--- TO DO ---
Copy out all lines that carry the word "программы".

--- INFORMATION SUPPLIED ---
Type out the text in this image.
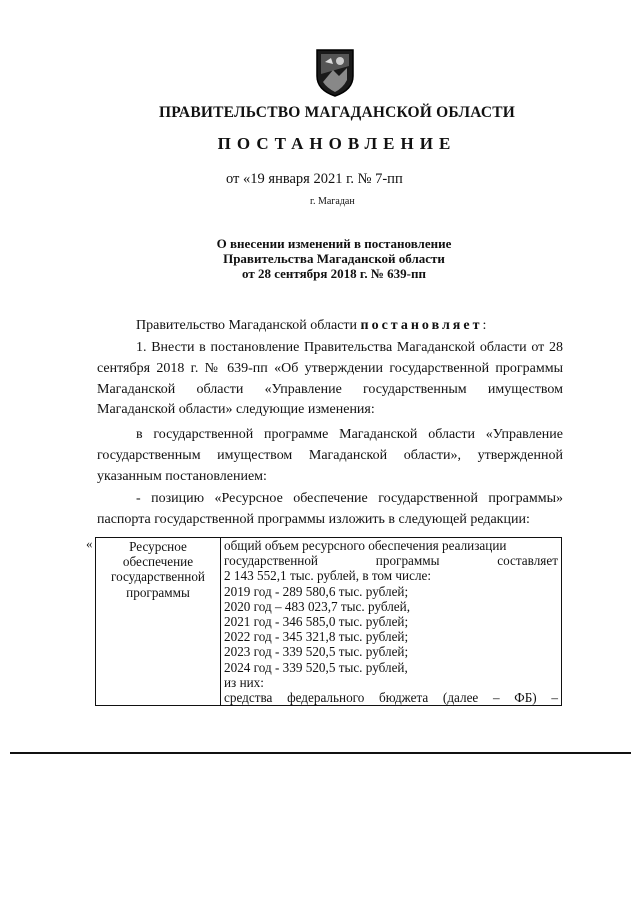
ПРАВИТЕЛЬСТВО МАГАДАНСКОЙ ОБЛАСТИ
ПОСТАНОВЛЕНИЕ
от «19 января 2021 г. № 7-пп
г. Магадан
О внесении изменений в постановление
Правительства Магаданской области
от 28 сентября 2018 г. № 639-пп
Правительство Магаданской области постановляет:
1. Внести в постановление Правительства Магаданской области от 28 сентября 2018 г. № 639-пп «Об утверждении государственной программы Магаданской области «Управление государственным имуществом Магаданской области» следующие изменения:
в государственной программе Магаданской области «Управление государственным имуществом Магаданской области», утвержденной указанным постановлением:
- позицию «Ресурсное обеспечение государственной программы» паспорта государственной программы изложить в следующей редакции:
«	Ресурсное
обеспечение
государственной
программы

общий объем ресурсного обеспечения реализации
государственной	программы	составляет
2 143 552,1 тыс. рублей, в том числе:
2019 год - 289 580,6 тыс. рублей;
2020 год – 483 023,7 тыс. рублей,
2021 год - 346 585,0 тыс. рублей;
2022 год - 345 321,8 тыс. рублей;
2023 год - 339 520,5 тыс. рублей;
2024 год - 339 520,5 тыс. рублей,
из них:
средства федерального бюджета (далее – ФБ) –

--- COMPLETED EXERCISE ---
1. Внести в постановление Правительства Магаданской области от 28 сентября 2018 г. № 639-пп «Об утверждении государственной программы Магаданской области «Управление государственным имуществом Магаданской области» следующие изменения:
- позицию «Ресурсное обеспечение государственной программы» паспорта государственной программы изложить в следующей редакции:
программы
государственной	программы	составляет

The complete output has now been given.